[START OF Given data]
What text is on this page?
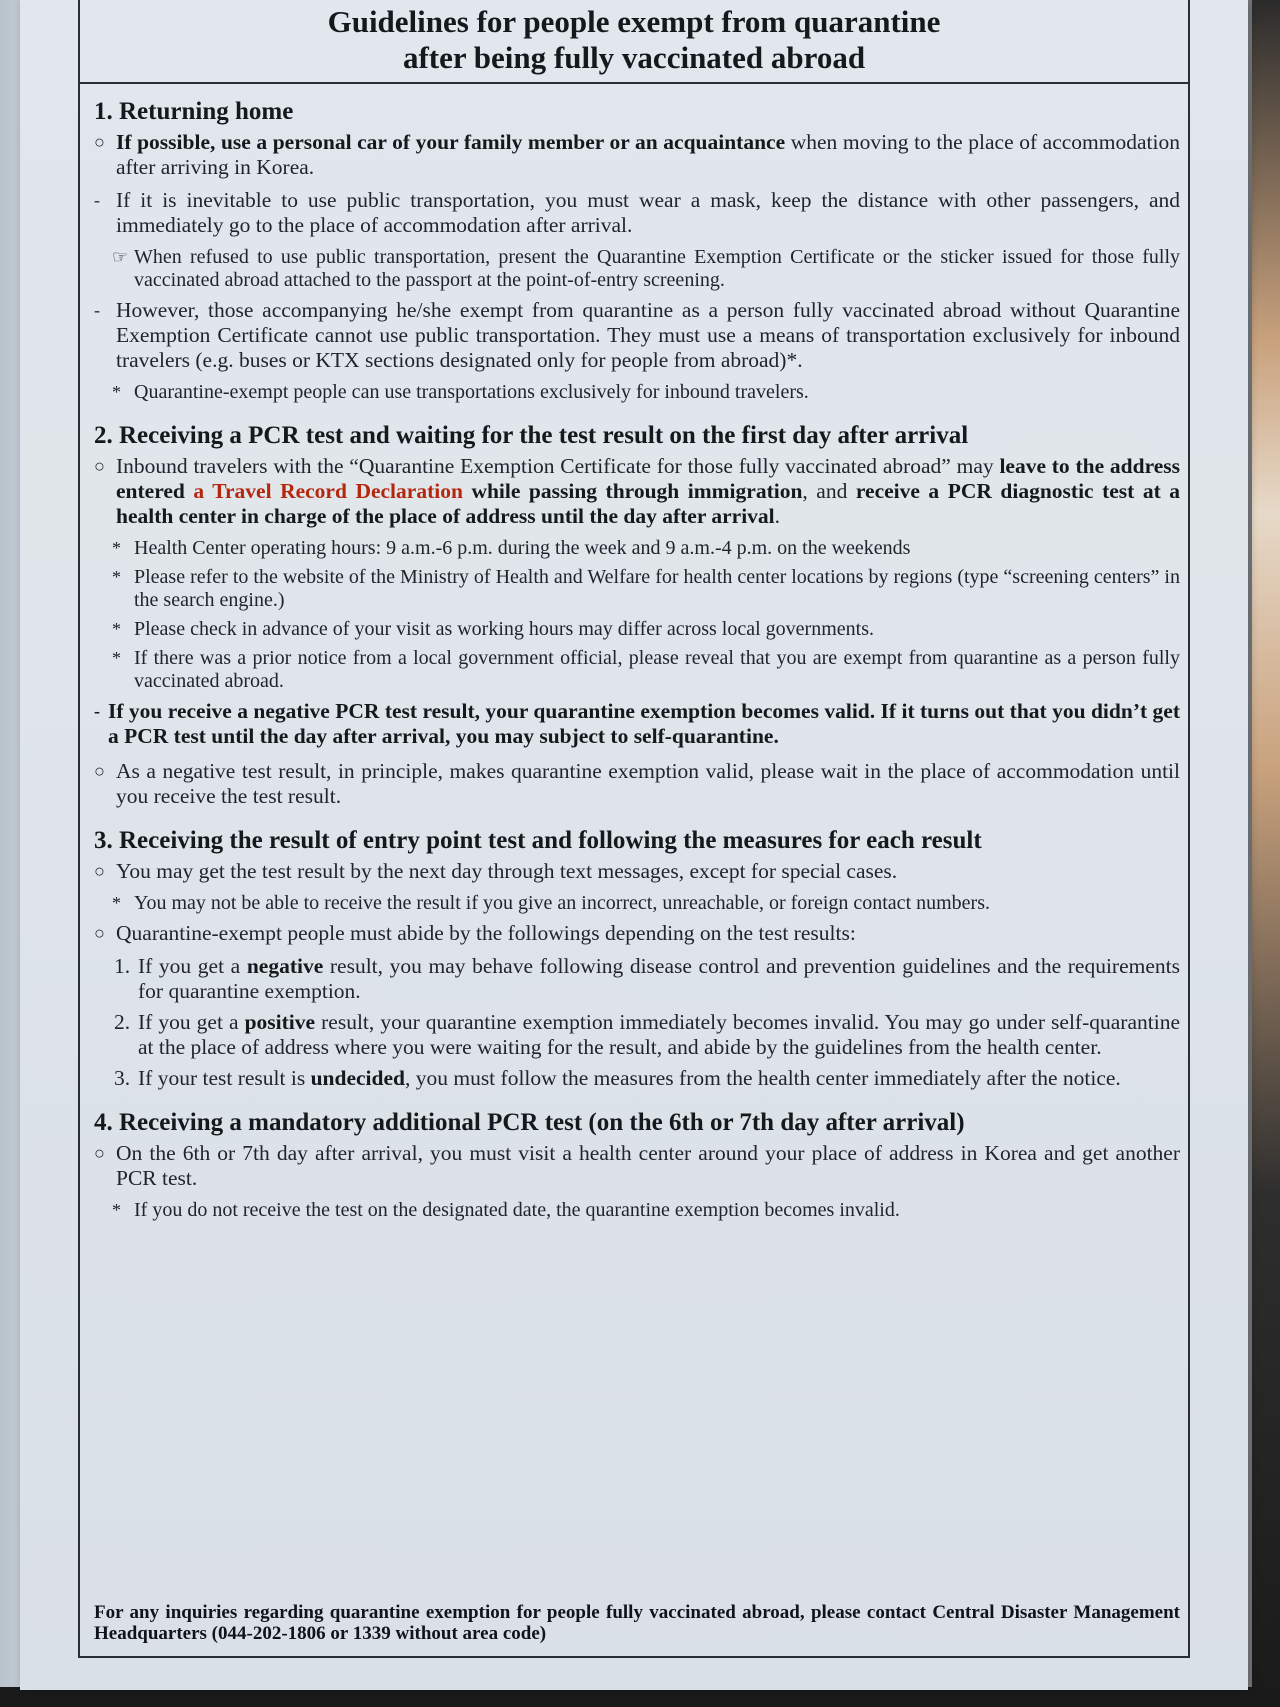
Guidelines for people exempt from quarantine
after being fully vaccinated abroad
1. Returning home
○ If possible, use a personal car of your family member or an acquaintance when moving to the place of accommodation after arriving in Korea.
- If it is inevitable to use public transportation, you must wear a mask, keep the distance with other passengers, and immediately go to the place of accommodation after arrival.
☞ When refused to use public transportation, present the Quarantine Exemption Certificate or the sticker issued for those fully vaccinated abroad attached to the passport at the point-of-entry screening.
- However, those accompanying he/she exempt from quarantine as a person fully vaccinated abroad without Quarantine Exemption Certificate cannot use public transportation. They must use a means of transportation exclusively for inbound travelers (e.g. buses or KTX sections designated only for people from abroad)*.
* Quarantine-exempt people can use transportations exclusively for inbound travelers.
2. Receiving a PCR test and waiting for the test result on the first day after arrival
○ Inbound travelers with the “Quarantine Exemption Certificate for those fully vaccinated abroad” may leave to the address entered a Travel Record Declaration while passing through immigration, and receive a PCR diagnostic test at a health center in charge of the place of address until the day after arrival.
* Health Center operating hours: 9 a.m.-6 p.m. during the week and 9 a.m.-4 p.m. on the weekends
* Please refer to the website of the Ministry of Health and Welfare for health center locations by regions (type “screening centers” in the search engine.)
* Please check in advance of your visit as working hours may differ across local governments.
* If there was a prior notice from a local government official, please reveal that you are exempt from quarantine as a person fully vaccinated abroad.
- If you receive a negative PCR test result, your quarantine exemption becomes valid. If it turns out that you didn’t get a PCR test until the day after arrival, you may subject to self-quarantine.
○ As a negative test result, in principle, makes quarantine exemption valid, please wait in the place of accommodation until you receive the test result.
3. Receiving the result of entry point test and following the measures for each result
○ You may get the test result by the next day through text messages, except for special cases.
* You may not be able to receive the result if you give an incorrect, unreachable, or foreign contact numbers.
○ Quarantine-exempt people must abide by the followings depending on the test results:
1. If you get a negative result, you may behave following disease control and prevention guidelines and the requirements for quarantine exemption.
2. If you get a positive result, your quarantine exemption immediately becomes invalid. You may go under self-quarantine at the place of address where you were waiting for the result, and abide by the guidelines from the health center.
3. If your test result is undecided, you must follow the measures from the health center immediately after the notice.
4. Receiving a mandatory additional PCR test (on the 6th or 7th day after arrival)
○ On the 6th or 7th day after arrival, you must visit a health center around your place of address in Korea and get another PCR test.
* If you do not receive the test on the designated date, the quarantine exemption becomes invalid.
For any inquiries regarding quarantine exemption for people fully vaccinated abroad, please contact Central Disaster Management Headquarters (044-202-1806 or 1339 without area code)
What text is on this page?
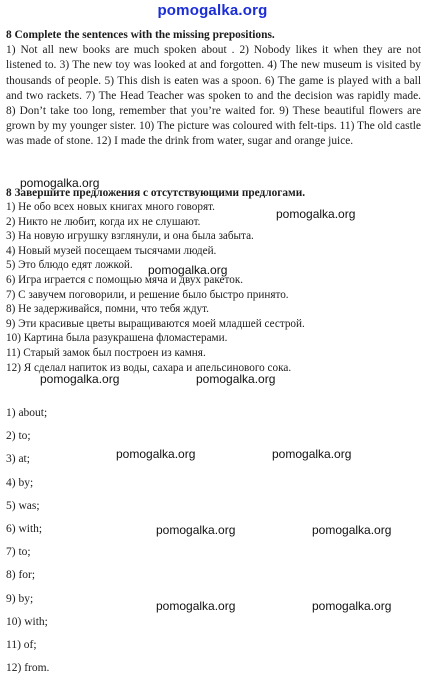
pomogalka.org
8 Complete the sentences with the missing prepositions.
1) Not all new books are much spoken about . 2) Nobody likes it when they are not listened to. 3) The new toy was looked at and forgotten. 4) The new museum is visited by thousands of people. 5) This dish is eaten was a spoon. 6) The game is played with a ball and two rackets. 7) The Head Teacher was spoken to and the decision was rapidly made. 8) Don’t take too long, remember that you’re waited for. 9) These beautiful flowers are grown by my younger sister. 10) The picture was coloured with felt-tips. 11) The old castle was made of stone. 12) I made the drink from water, sugar and orange juice.
8 Завершите предложения с отсутствующими предлогами.
1) Не обо всех новых книгах много говорят.
2) Никто не любит, когда их не слушают.
3) На новую игрушку взглянули, и она была забыта.
4) Новый музей посещаем тысячами людей.
5) Это блюдо едят ложкой.
6) Игра играется с помощью мяча и двух ракеток.
7) С завучем поговорили, и решение было быстро принято.
8) Не задерживайся, помни, что тебя ждут.
9) Эти красивые цветы выращиваются моей младшей сестрой.
10) Картина была разукрашена фломастерами.
11) Старый замок был построен из камня.
12) Я сделал напиток из воды, сахара и апельсинового сока.
1) about;
2) to;
3) at;
4) by;
5) was;
6) with;
7) to;
8) for;
9) by;
10) with;
11) of;
12) from.
pomogalka.org
pomogalka.org
pomogalka.org
pomogalka.org	pomogalka.org
pomogalka.org	pomogalka.org
pomogalka.org	pomogalka.org
pomogalka.org	pomogalka.org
[END OF Given data]
The request: Retype the whole listing, keeping every line identical and omitting all pictures.

Task solution:
What text is on this page?
Guidelines for people exempt from quarantine
after being fully vaccinated abroad
1. Returning home
○ If possible, use a personal car of your family member or an acquaintance when moving to the place of accommodation after arriving in Korea.
- If it is inevitable to use public transportation, you must wear a mask, keep the distance with other passengers, and immediately go to the place of accommodation after arrival.
☞ When refused to use public transportation, present the Quarantine Exemption Certificate or the sticker issued for those fully vaccinated abroad attached to the passport at the point-of-entry screening.
- However, those accompanying he/she exempt from quarantine as a person fully vaccinated abroad without Quarantine Exemption Certificate cannot use public transportation. They must use a means of transportation exclusively for inbound travelers (e.g. buses or KTX sections designated only for people from abroad)*.
* Quarantine-exempt people can use transportations exclusively for inbound travelers.
2. Receiving a PCR test and waiting for the test result on the first day after arrival
○ Inbound travelers with the “Quarantine Exemption Certificate for those fully vaccinated abroad” may leave to the address entered a Travel Record Declaration while passing through immigration, and receive a PCR diagnostic test at a health center in charge of the place of address until the day after arrival.
* Health Center operating hours: 9 a.m.-6 p.m. during the week and 9 a.m.-4 p.m. on the weekends
* Please refer to the website of the Ministry of Health and Welfare for health center locations by regions (type “screening centers” in the search engine.)
* Please check in advance of your visit as working hours may differ across local governments.
* If there was a prior notice from a local government official, please reveal that you are exempt from quarantine as a person fully vaccinated abroad.
- If you receive a negative PCR test result, your quarantine exemption becomes valid. If it turns out that you didn’t get a PCR test until the day after arrival, you may subject to self-quarantine.
○ As a negative test result, in principle, makes quarantine exemption valid, please wait in the place of accommodation until you receive the test result.
3. Receiving the result of entry point test and following the measures for each result
○ You may get the test result by the next day through text messages, except for special cases.
* You may not be able to receive the result if you give an incorrect, unreachable, or foreign contact numbers.
○ Quarantine-exempt people must abide by the followings depending on the test results:
1. If you get a negative result, you may behave following disease control and prevention guidelines and the requirements for quarantine exemption.
2. If you get a positive result, your quarantine exemption immediately becomes invalid. You may go under self-quarantine at the place of address where you were waiting for the result, and abide by the guidelines from the health center.
3. If your test result is undecided, you must follow the measures from the health center immediately after the notice.
4. Receiving a mandatory additional PCR test (on the 6th or 7th day after arrival)
○ On the 6th or 7th day after arrival, you must visit a health center around your place of address in Korea and get another PCR test.
* If you do not receive the test on the designated date, the quarantine exemption becomes invalid.
For any inquiries regarding quarantine exemption for people fully vaccinated abroad, please contact Central Disaster Management Headquarters (044-202-1806 or 1339 without area code)
What text is on this page?
pomogalka.org
8 Complete the sentences with the missing prepositions.
1) Not all new books are much spoken about . 2) Nobody likes it when they are not listened to. 3) The new toy was looked at and forgotten. 4) The new museum is visited by thousands of people. 5) This dish is eaten was a spoon. 6) The game is played with a ball and two rackets. 7) The Head Teacher was spoken to and the decision was rapidly made. 8) Don’t take too long, remember that you’re waited for. 9) These beautiful flowers are grown by my younger sister. 10) The picture was coloured with felt-tips. 11) The old castle was made of stone. 12) I made the drink from water, sugar and orange juice.
8 Завершите предложения с отсутствующими предлогами.
1) Не обо всех новых книгах много говорят.
2) Никто не любит, когда их не слушают.
3) На новую игрушку взглянули, и она была забыта.
4) Новый музей посещаем тысячами людей.
5) Это блюдо едят ложкой.
6) Игра играется с помощью мяча и двух ракеток.
7) С завучем поговорили, и решение было быстро принято.
8) Не задерживайся, помни, что тебя ждут.
9) Эти красивые цветы выращиваются моей младшей сестрой.
10) Картина была разукрашена фломастерами.
11) Старый замок был построен из камня.
12) Я сделал напиток из воды, сахара и апельсинового сока.
1) about;
2) to;
3) at;
4) by;
5) was;
6) with;
7) to;
8) for;
9) by;
10) with;
11) of;
12) from.
pomogalka.org
pomogalka.org
pomogalka.org
pomogalka.org	pomogalka.org
pomogalka.org	pomogalka.org
pomogalka.org	pomogalka.org
pomogalka.org	pomogalka.org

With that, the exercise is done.